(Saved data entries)
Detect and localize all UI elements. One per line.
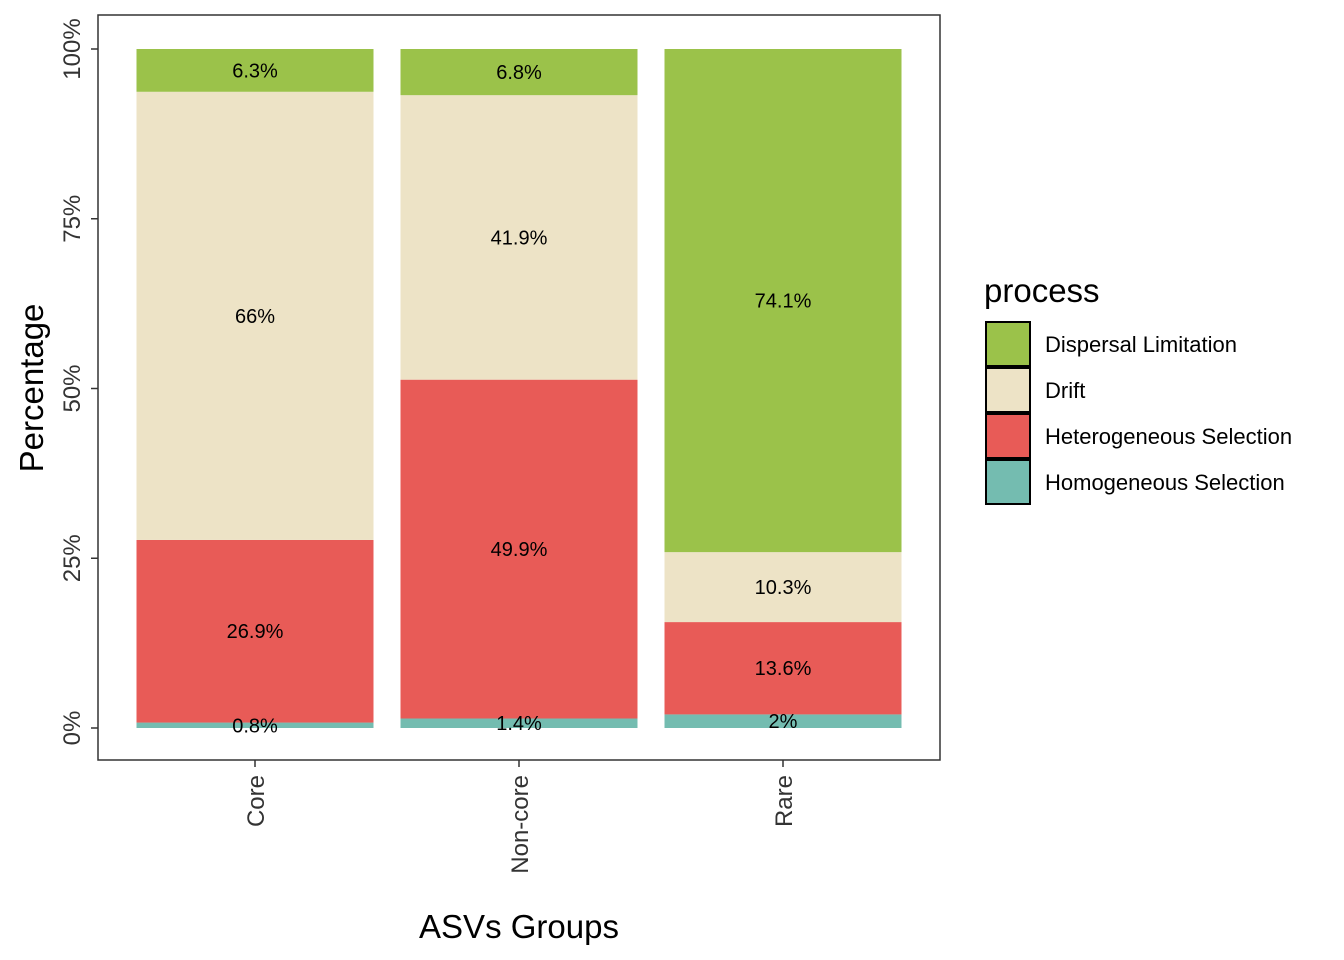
data-label-rare-drift: 10.3% [755, 577, 812, 599]
data-label-rare-heterogeneous-selection: 13.6% [755, 658, 812, 680]
x-tick-label-core: Core [243, 775, 270, 827]
x-tick-label-non-core: Non-core [507, 775, 534, 874]
legend-key-drift [986, 368, 1030, 412]
x-axis: Core Non-core Rare [243, 760, 798, 874]
y-tick-label: 100% [59, 18, 86, 79]
data-label-non-core-dispersal-limitation: 6.8% [496, 62, 542, 84]
data-label-non-core-homogeneous-selection: 1.4% [496, 713, 542, 735]
y-tick-label: 75% [59, 195, 86, 243]
data-label-core-heterogeneous-selection: 26.9% [227, 621, 284, 643]
y-axis: 0% 25% 50% 75% 100% [59, 18, 98, 745]
y-tick-label: 0% [59, 711, 86, 746]
data-label-core-drift: 66% [235, 306, 275, 328]
legend-key-homogeneous-selection [986, 460, 1030, 504]
legend-key-heterogeneous-selection [986, 414, 1030, 458]
legend-label-homogeneous-selection: Homogeneous Selection [1045, 470, 1285, 495]
y-axis-title: Percentage [13, 304, 50, 473]
legend-title: process [984, 272, 1100, 309]
data-label-rare-dispersal-limitation: 74.1% [755, 291, 812, 313]
legend-key-dispersal-limitation [986, 322, 1030, 366]
data-label-non-core-heterogeneous-selection: 49.9% [491, 539, 548, 561]
data-label-core-dispersal-limitation: 6.3% [232, 60, 278, 82]
legend-label-heterogeneous-selection: Heterogeneous Selection [1045, 424, 1292, 449]
x-axis-title: ASVs Groups [419, 908, 619, 945]
legend-label-dispersal-limitation: Dispersal Limitation [1045, 332, 1237, 357]
legend: process Dispersal Limitation Drift Heterog… [984, 272, 1292, 504]
legend-label-drift: Drift [1045, 378, 1085, 403]
data-label-non-core-drift: 41.9% [491, 227, 548, 249]
y-tick-label: 25% [59, 534, 86, 582]
data-label-rare-homogeneous-selection: 2% [769, 711, 798, 733]
data-label-core-homogeneous-selection: 0.8% [232, 715, 278, 737]
x-tick-label-rare: Rare [771, 775, 798, 827]
y-tick-label: 50% [59, 364, 86, 412]
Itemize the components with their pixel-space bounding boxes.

### WHAT TO WORK ON
How many lines of the listing contain the string "selection"? Give only the number.

### THE OUTPUT
10